— BEGIN —

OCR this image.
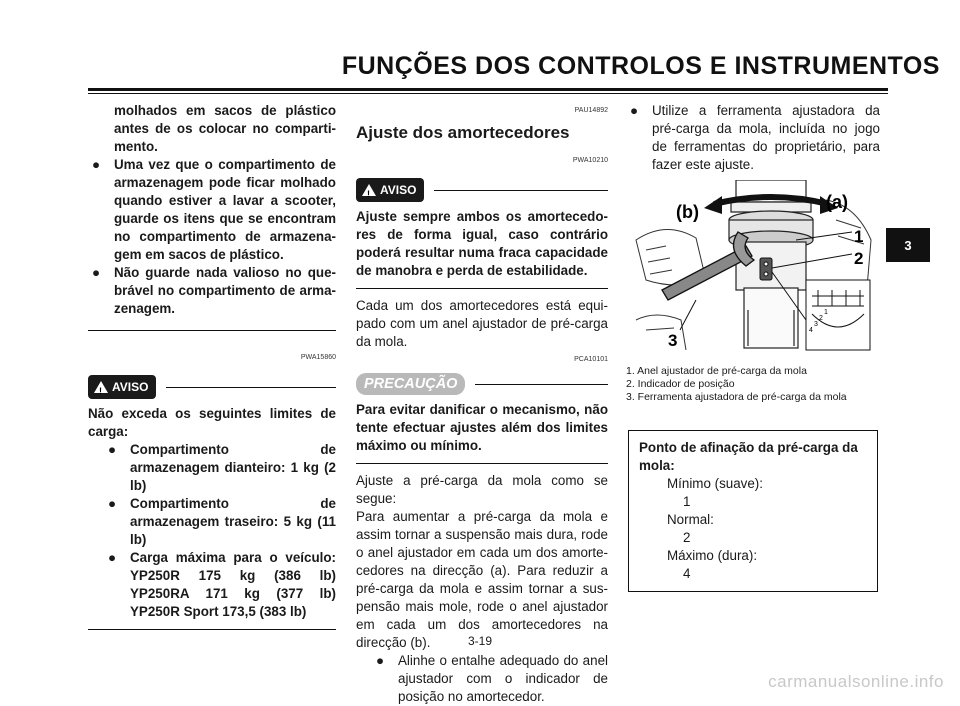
FUNÇÕES DOS CONTROLOS E INSTRUMENTOS
3
molhados em sacos de plástico antes de os colocar no comparti-mento.
● Uma vez que o compartimento de armazenagem pode ficar molhado quando estiver a lavar a scooter, guarde os itens que se encontram no compartimento de armazena-gem em sacos de plástico.
● Não guarde nada valioso no que-brável no compartimento de arma-zenagem.
PWA15860
! AVISO
Não exceda os seguintes limites de carga:
● Compartimento de armazenagem dianteiro: 1 kg (2 lb)
● Compartimento de armazenagem traseiro: 5 kg (11 lb)
● Carga máxima para o veículo: YP250R 175 kg (386 lb) YP250RA 171 kg (377 lb) YP250R Sport 173,5 (383 lb)
PAU14892
Ajuste dos amortecedores
PWA10210
! AVISO
Ajuste sempre ambos os amortecedo-res de forma igual, caso contrário poderá resultar numa fraca capacidade de manobra e perda de estabilidade.
Cada um dos amortecedores está equi-pado com um anel ajustador de pré-carga da mola.
PCA10101
PRECAUÇÃO
Para evitar danificar o mecanismo, não tente efectuar ajustes além dos limites máximo ou mínimo.
Ajuste a pré-carga da mola como se segue:
Para aumentar a pré-carga da mola e assim tornar a suspensão mais dura, rode o anel ajustador em cada um dos amorte-cedores na direcção (a). Para reduzir a pré-carga da mola e assim tornar a sus-pensão mais mole, rode o anel ajustador em cada um dos amortecedores na direcção (b).
● Alinhe o entalhe adequado do anel ajustador com o indicador de posição no amortecedor.
● Utilize a ferramenta ajustadora da pré-carga da mola, incluída no jogo de ferramentas do proprietário, para fazer este ajuste.
4
3
2
1
(a)
(b)
1
2
3
1. Anel ajustador de pré-carga da mola
2. Indicador de posição
3. Ferramenta ajustadora de pré-carga da mola
Ponto de afinação da pré-carga da mola:
Mínimo (suave):
1
Normal:
2
Máximo (dura):
4
3-19
carmanualsonline.info
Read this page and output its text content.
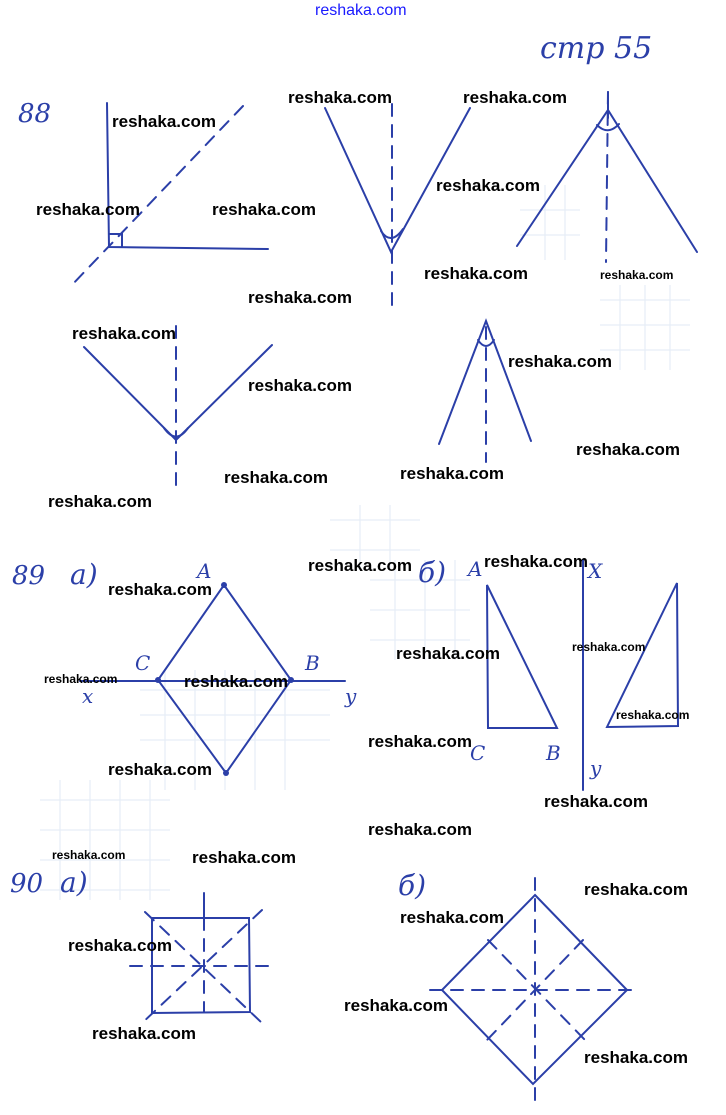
reshaka.com
стр 55
88
89 а)	б)
A
B
C
x	y
A
C	B
X
y
90 а)	б)
reshaka.com
reshaka.com	reshaka.com
reshaka.com	reshaka.com
reshaka.com
reshaka.com	reshaka.com
reshaka.com
reshaka.com
reshaka.com
reshaka.com
reshaka.com
reshaka.com
reshaka.com
reshaka.com
reshaka.com
reshaka.com
reshaka.com
reshaka.com
reshaka.com
reshaka.com	reshaka.com
reshaka.com
reshaka.com
reshaka.com
reshaka.com
reshaka.com
reshaka.com	reshaka.com
reshaka.com
reshaka.com
reshaka.com
reshaka.com
reshaka.com
reshaka.com
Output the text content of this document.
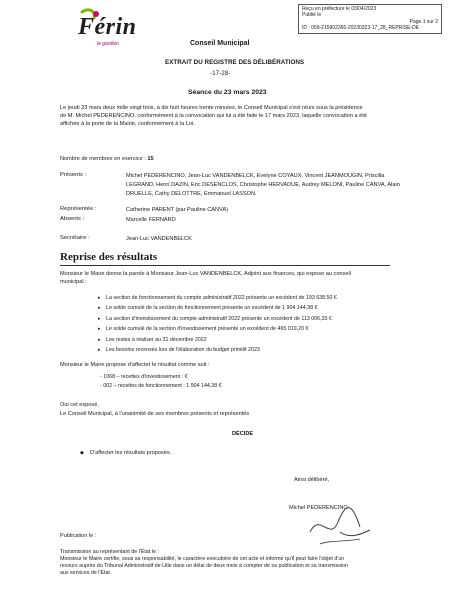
Reçu en préfecture le 03/04/2023
Publié le
Page 1 sur 2
ID : 059-215902366-20230323-17_28_REPRISE-DE
Férin
le gardien	Conseil Municipal
EXTRAIT DU REGISTRE DES DÉLIBÉRATIONS
-17-28-
Séance du 23 mars 2023
Le jeudi 23 mars deux mille vingt trois, à dix huit heures trente minutes, le Conseil Municipal s'est réuni sous la présidence
de M. Michel PEDERENCINO, conformément à la convocation qui lui a été faite le 17 mars 2023, laquelle convocation a été
affichée à la porte de la Mairie, conformément à la Loi.
Nombre de membres en exercice : 15
Présents :	Michel PEDERENCINO, Jean-Luc VANDENBELCK, Evelyne COYAUX, Vincent JEANMOUGIN, Priscilla
LEGRAND, Henri DAZIN, Eric DESENCLOS, Christophe HERVADUE, Audrey MELONI, Pauline CANVA, Alain
DRUELLE, Cathy DELOTTRE, Emmanuel LASSON.
Représentée :	Catherine PARENT (par Pauline CANVA)
Absents :	Marcelle FERNARD
Secrétaire :	Jean-Luc VANDENBELCK
Reprise des résultats
Monsieur le Maire donne la parole à Monsieur Jean-Luc VANDENBELCK, Adjoint aux finances, qui expose au conseil
municipal :
▸ La section de fonctionnement du compte administratif 2022 présente un excédent de 193 638,50 €
▸ Le solde cumulé de la section de fonctionnement présente un excédent de 1 904 144,38 €
▸ La section d'investissement du compte administratif 2022 présente un excédent de 113 006,33 €
▸ Le solde cumulé de la section d'investissement présente un excédent de 465 019,20 €
▸ Les restes à réaliser au 31 décembre 2022
▸ Les besoins recensés lors de l'élaboration du budget primitif 2023
Monsieur le Maire propose d'affecter le résultat comme suit :
- 1068 – recettes d'investissement : €
- 002 – recettes de fonctionnement : 1 904 144,38 €
Oui cet exposé,
Le Conseil Municipal, à l'unanimité de ses membres présents et représentés
DÉCIDE
◆ D'affecter les résultats proposés.
Ainsi délibéré,
Michel PEDERENCINO
Publication le :
Transmission au représentant de l'État le :
Monsieur le Maire certifie, sous sa responsabilité, le caractère exécutoire de cet acte et informe qu'il peut faire l'objet d'un
recours auprès du Tribunal Administratif de Lille dans un délai de deux mois à compter de sa publication et sa transmission
aux services de l'État.
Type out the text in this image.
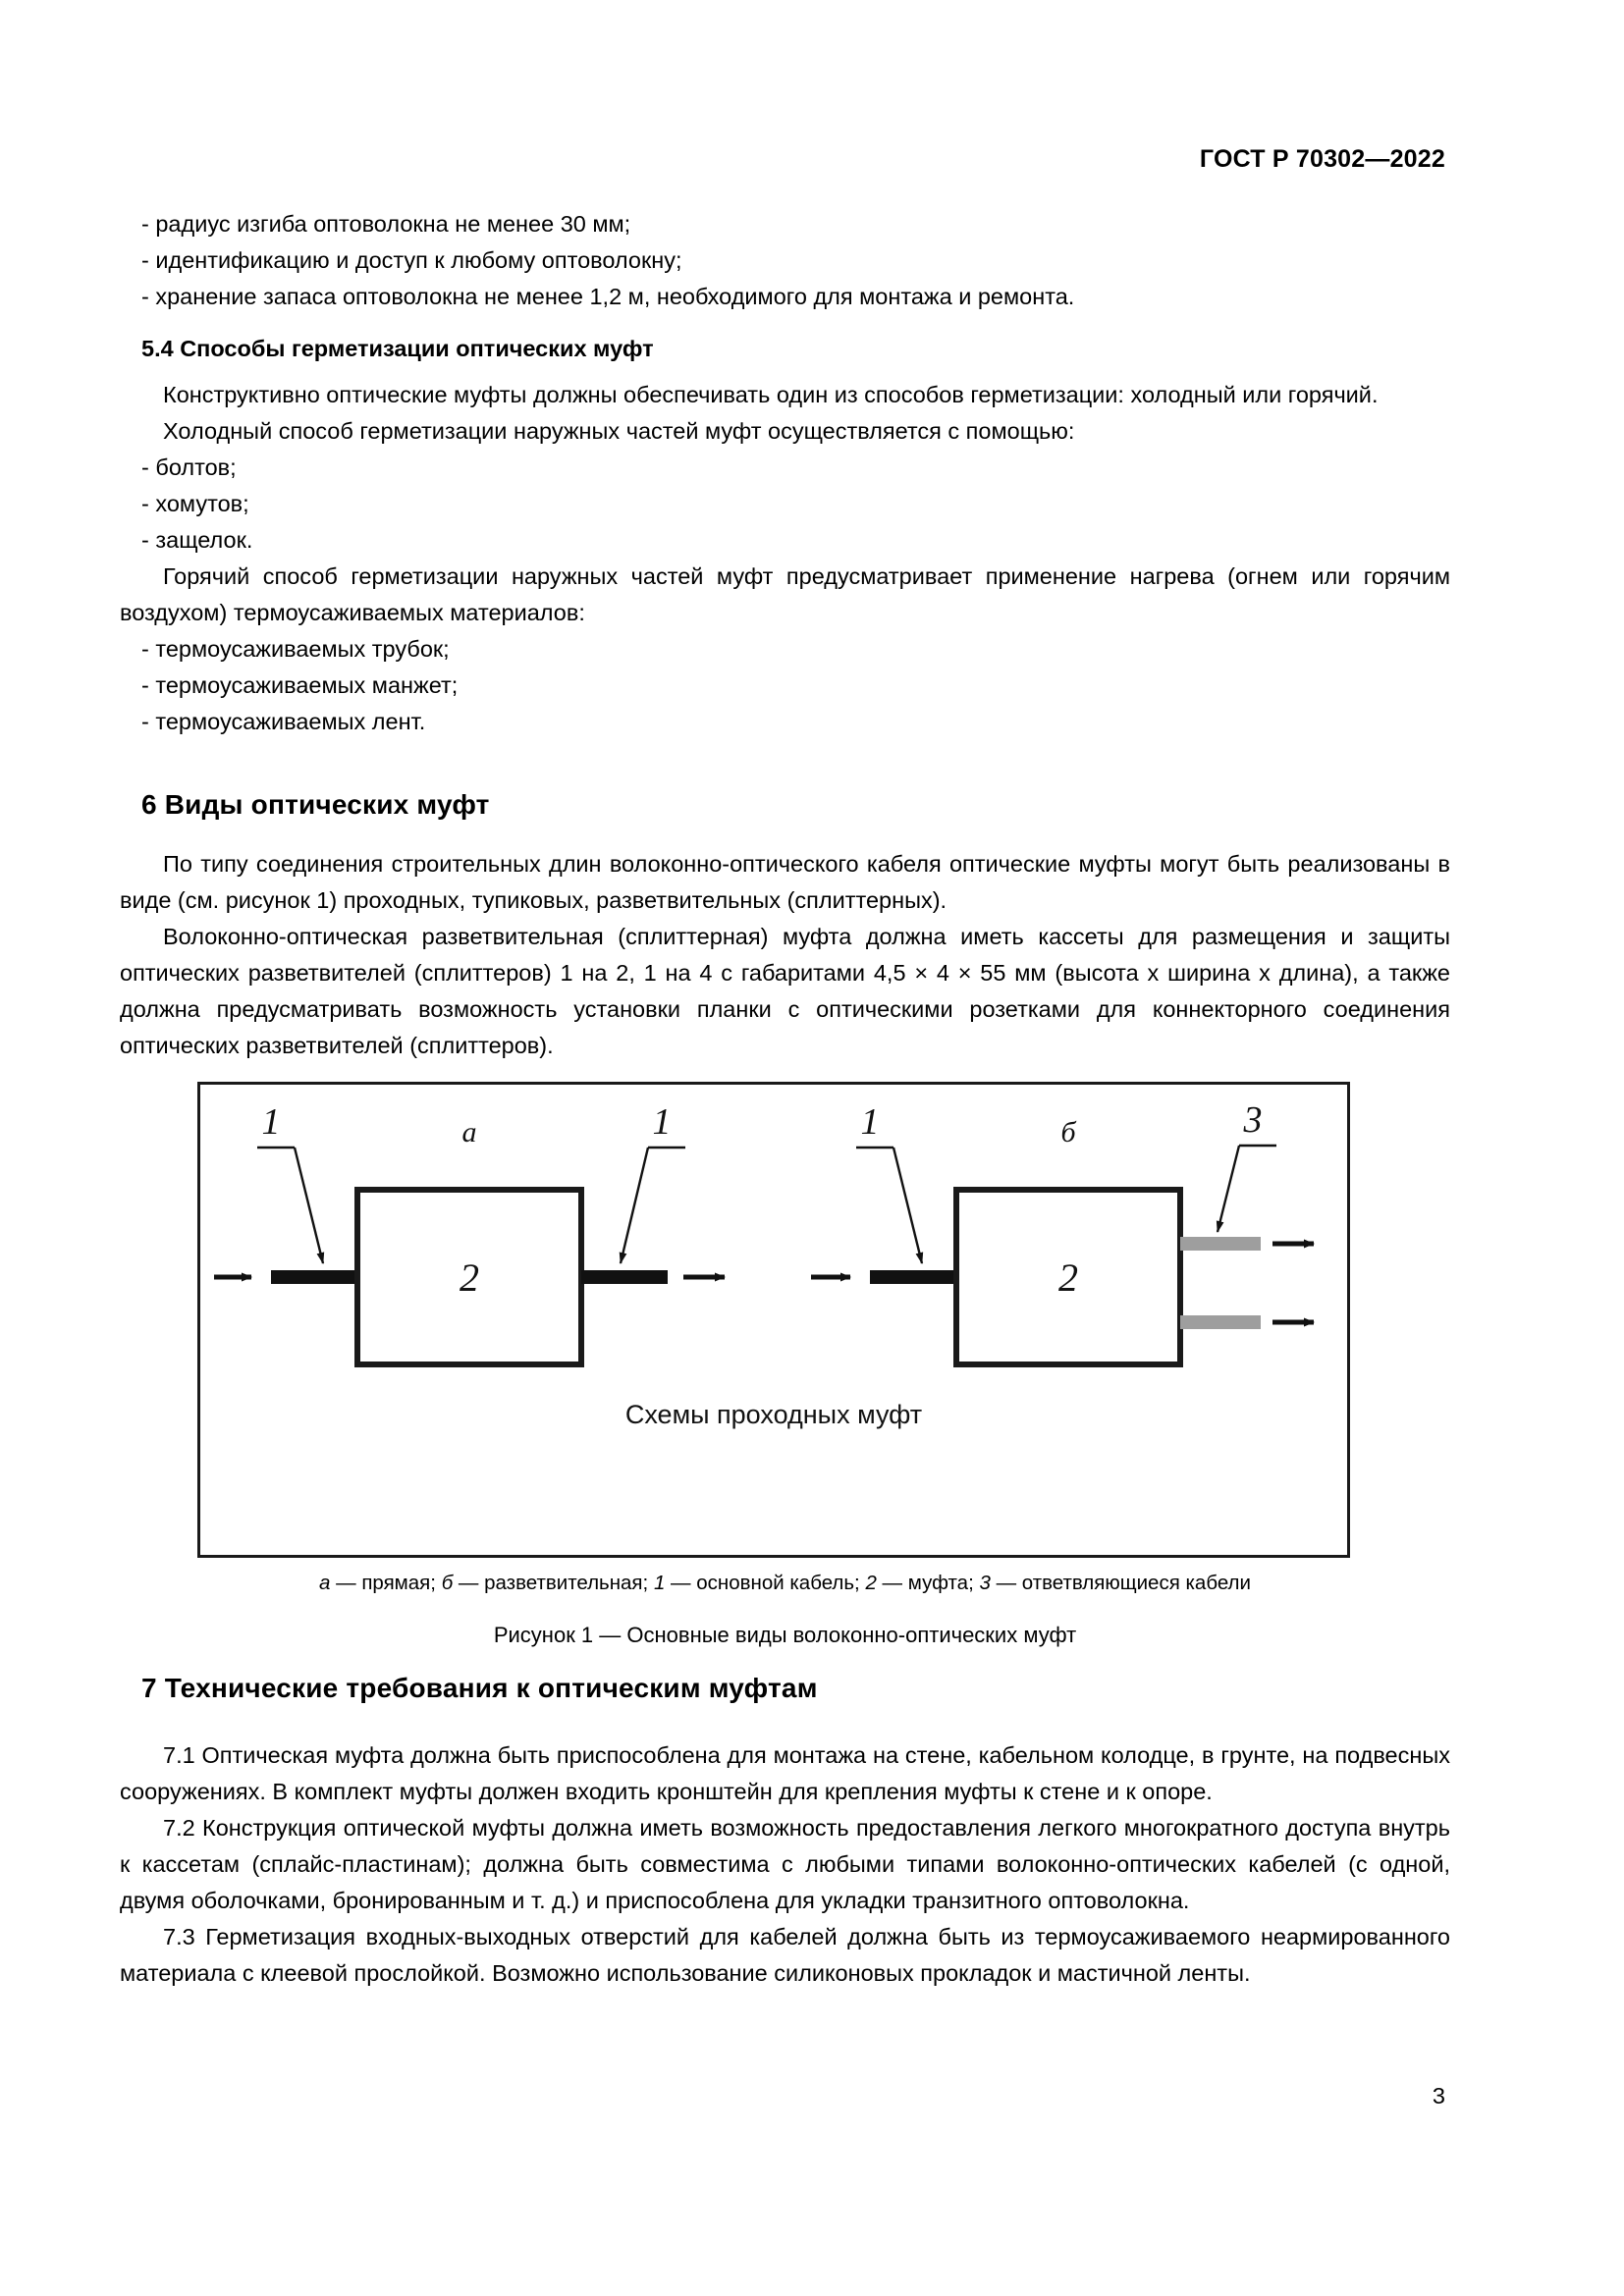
ГОСТ Р 70302—2022

- радиус изгиба оптоволокна не менее 30 мм;

- идентификацию и доступ к любому оптоволокну;

- хранение запаса оптоволокна не менее 1,2 м, необходимого для монтажа и ремонта.

5.4 Способы герметизации оптических муфт

Конструктивно оптические муфты должны обеспечивать один из способов герметизации: холодный или горячий.

Холодный способ герметизации наружных частей муфт осуществляется с помощью:

- болтов;

- хомутов;

- защелок.

Горячий способ герметизации наружных частей муфт предусматривает применение нагрева (огнем или горячим воздухом) термоусаживаемых материалов:

- термоусаживаемых трубок;

- термоусаживаемых манжет;

- термоусаживаемых лент.

6 Виды оптических муфт

По типу соединения строительных длин волоконно-оптического кабеля оптические муфты могут быть реализованы в виде (см. рисунок 1) проходных, тупиковых, разветвительных (сплиттерных).

Волоконно-оптическая разветвительная (сплиттерная) муфта должна иметь кассеты для размещения и защиты оптических разветвителей (сплиттеров) 1 на 2, 1 на 4 с габаритами 4,5 × 4 × 55 мм (высота x ширина x длина), а также должна предусматривать возможность установки планки с оптическими розетками для коннекторного соединения оптических разветвителей (сплиттеров).

2
а
1	1
2
б
1	3
Схемы проходных муфт
а — прямая; б — разветвительная; 1 — основной кабель; 2 — муфта; 3 — ответвляющиеся кабели
Рисунок 1 — Основные виды волоконно-оптических муфт
7 Технические требования к оптическим муфтам

7.1 Оптическая муфта должна быть приспособлена для монтажа на стене, кабельном колодце, в грунте, на подвесных сооружениях. В комплект муфты должен входить кронштейн для крепления муфты к стене и к опоре.

7.2 Конструкция оптической муфты должна иметь возможность предоставления легкого многократного доступа внутрь к кассетам (сплайс-пластинам); должна быть совместима с любыми типами волоконно-оптических кабелей (с одной, двумя оболочками, бронированным и т. д.) и приспособлена для укладки транзитного оптоволокна.

7.3 Герметизация входных-выходных отверстий для кабелей должна быть из термоусаживаемого неармированного материала с клеевой прослойкой. Возможно использование силиконовых прокладок и мастичной ленты.

3
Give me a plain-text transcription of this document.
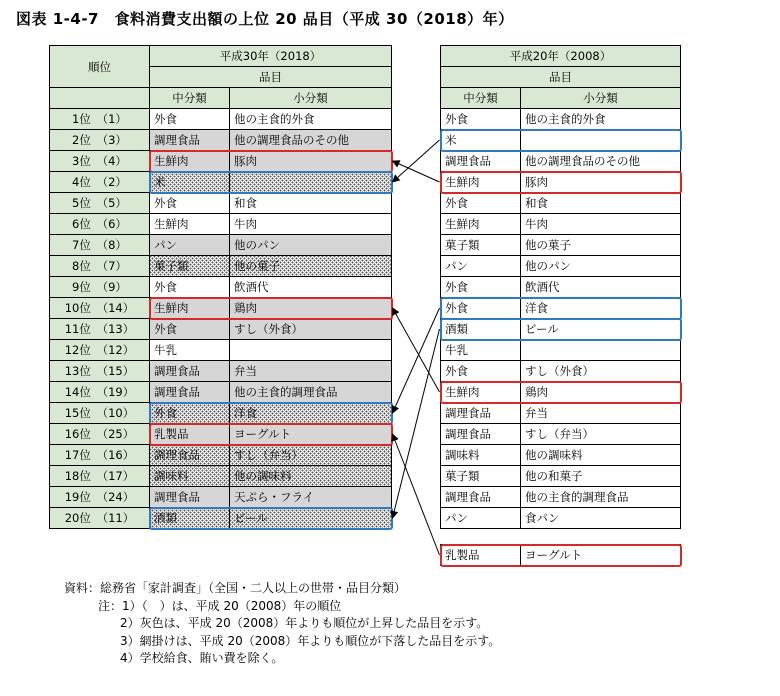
図表 1-4-7　食料消費支出額の上位 20 品目（平成 30（2018）年）
順位	平成30年（2018）	
	品目	
	中分類	小分類
1位　（1）	外食	他の主食的外食
2位　（3）	調理食品	他の調理食品のその他
3位　（4）	生鮮肉	豚肉
4位　（2）	米	
5位　（5）	外食	和食
6位　（6）	生鮮肉	牛肉
7位　（8）	パン	他のパン
8位　（7）	菓子類	他の菓子
9位　（9）	外食	飲酒代
10位　（14）	生鮮肉	鶏肉
11位　（13）	外食	すし（外食）
12位　（12）	牛乳	
13位　（15）	調理食品	弁当
14位　（19）	調理食品	他の主食的調理食品
15位　（10）	外食	洋食
16位　（25）	乳製品	ヨーグルト
17位　（16）	調理食品	すし（弁当）
18位　（17）	調味料	他の調味料
19位　（24）	調理食品	天ぷら・フライ
20位　（11）	酒類	ビール
平成20年（2008）	
品目	
中分類	小分類
外食	他の主食的外食
米	
調理食品	他の調理食品のその他
生鮮肉	豚肉
外食	和食
生鮮肉	牛肉
菓子類	他の菓子
パン	他のパン
外食	飲酒代
外食	洋食
酒類	ビール
牛乳	
外食	すし（外食）
生鮮肉	鶏肉
調理食品	弁当
調理食品	すし（弁当）
調味料	他の調味料
菓子類	他の和菓子
調理食品	他の主食的調理食品
パン	食パン
乳製品	ヨーグルト
資料：総務省「家計調査」（全国・二人以上の世帯・品目分類）
注：1）（　）は、平成 20（2008）年の順位
2）灰色は、平成 20（2008）年よりも順位が上昇した品目を示す。
3）網掛けは、平成 20（2008）年よりも順位が下落した品目を示す。
4）学校給食、賄い費を除く。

— END —

THE PROBLEM: Check each line of these records for the string "оптические" and state only how many lines have it.

FULL RESPONSE: 2